• **WHAT THE EXERCISE ASKS**: Copy every line from the data below in which the string "demand" can be found.

• **MATERIAL**:
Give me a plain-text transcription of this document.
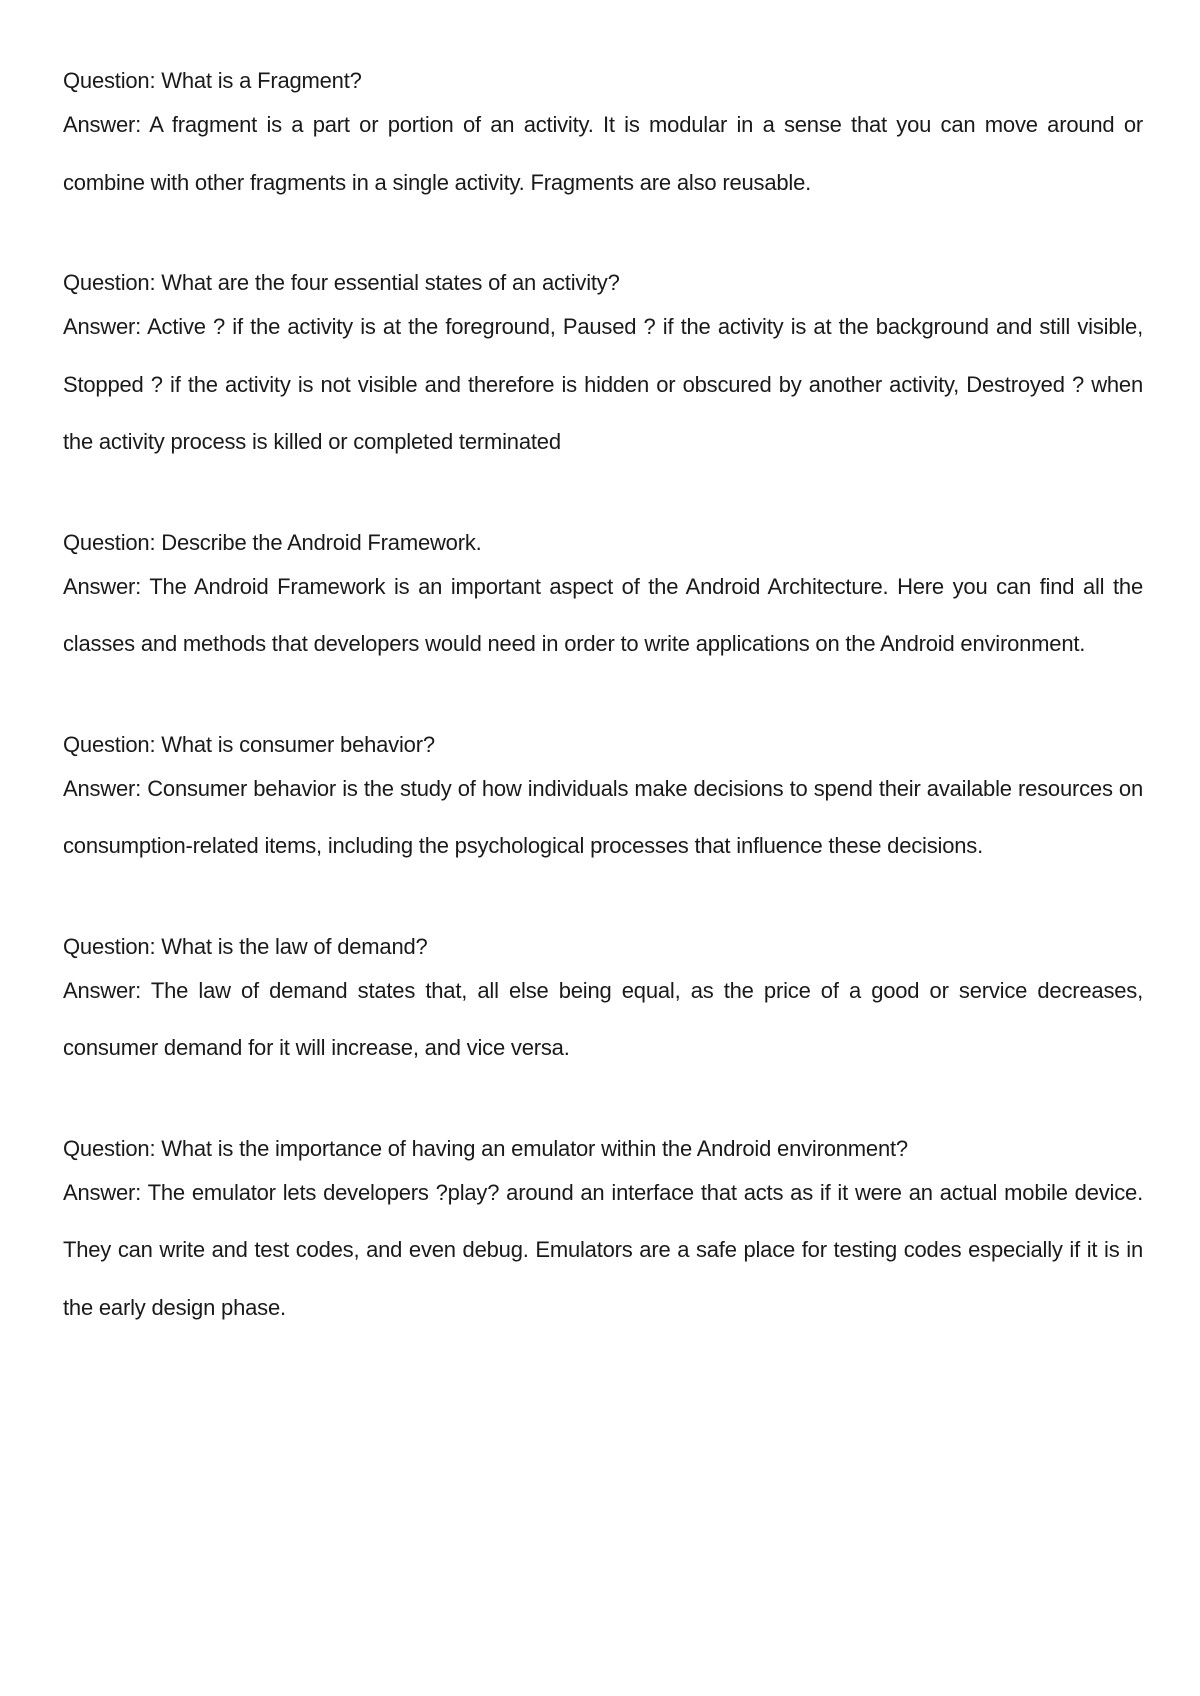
Question: What is a Fragment?

Answer: A fragment is a part or portion of an activity. It is modular in a sense that you can move around or combine with other fragments in a single activity. Fragments are also reusable.

Question: What are the four essential states of an activity?

Answer: Active ? if the activity is at the foreground, Paused ? if the activity is at the background and still visible, Stopped ? if the activity is not visible and therefore is hidden or obscured by another activity, Destroyed ? when the activity process is killed or completed terminated

Question: Describe the Android Framework.

Answer: The Android Framework is an important aspect of the Android Architecture. Here you can find all the classes and methods that developers would need in order to write applications on the Android environment.

Question: What is consumer behavior?

Answer: Consumer behavior is the study of how individuals make decisions to spend their available resources on consumption-related items, including the psychological processes that influence these decisions.

Question: What is the law of demand?

Answer: The law of demand states that, all else being equal, as the price of a good or service decreases, consumer demand for it will increase, and vice versa.

Question: What is the importance of having an emulator within the Android environment?

Answer: The emulator lets developers ?play? around an interface that acts as if it were an actual mobile device. They can write and test codes, and even debug. Emulators are a safe place for testing codes especially if it is in the early design phase.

• **WRITTEN ANSWER**:
Question: What is the law of demand?
Answer: The law of demand states that, all else being equal, as the price of a good or service decreases, consumer demand for it will increase, and vice versa.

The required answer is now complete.